Task requirements
Write out the entries verbatim and leave the images out of the copy.

>> begin Available records

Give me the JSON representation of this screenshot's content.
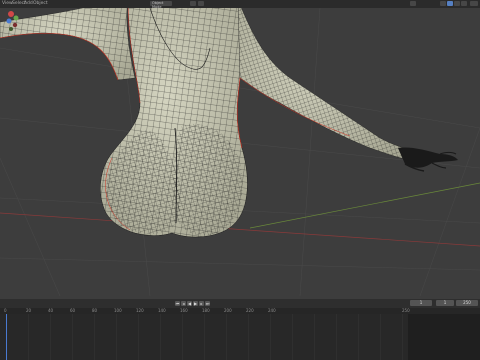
{
  "header": {
    "menu": [
      "View",
      "Select",
      "Add",
      "Object"
    ],
    "mode_label": "Object Mode",
    "shading_label": "Solid"
  },
  "timeline": {
    "current_frame": "1",
    "start_frame": "1",
    "end_frame": "250",
    "ruler_ticks": [
      "0",
      "20",
      "40",
      "60",
      "80",
      "100",
      "120",
      "140",
      "160",
      "180",
      "200",
      "220",
      "240",
      "250"
    ]
  },
  "colors": {
    "mesh_fill": "#c8c8b4",
    "wire": "#1c1c1c",
    "seam": "#d03020",
    "grid_x_axis": "#8a3a3a",
    "grid_y_axis": "#6a8a3a"
  }
}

>> end Available records

Exercise solution
Give me the JSON representation of this screenshot's content.
{
  "header": {
    "menu": [
      "View",
      "Select",
      "Add",
      "Object"
    ],
    "mode_label": "Object Mode",
    "shading_label": "Solid"
  },
  "timeline": {
    "current_frame": "1",
    "start_frame": "1",
    "end_frame": "250",
    "ruler_ticks": [
      "0",
      "20",
      "40",
      "60",
      "80",
      "100",
      "120",
      "140",
      "160",
      "180",
      "200",
      "220",
      "240",
      "250"
    ]
  },
  "colors": {
    "mesh_fill": "#c8c8b4",
    "wire": "#1c1c1c",
    "seam": "#d03020",
    "grid_x_axis": "#8a3a3a",
    "grid_y_axis": "#6a8a3a"
  }
}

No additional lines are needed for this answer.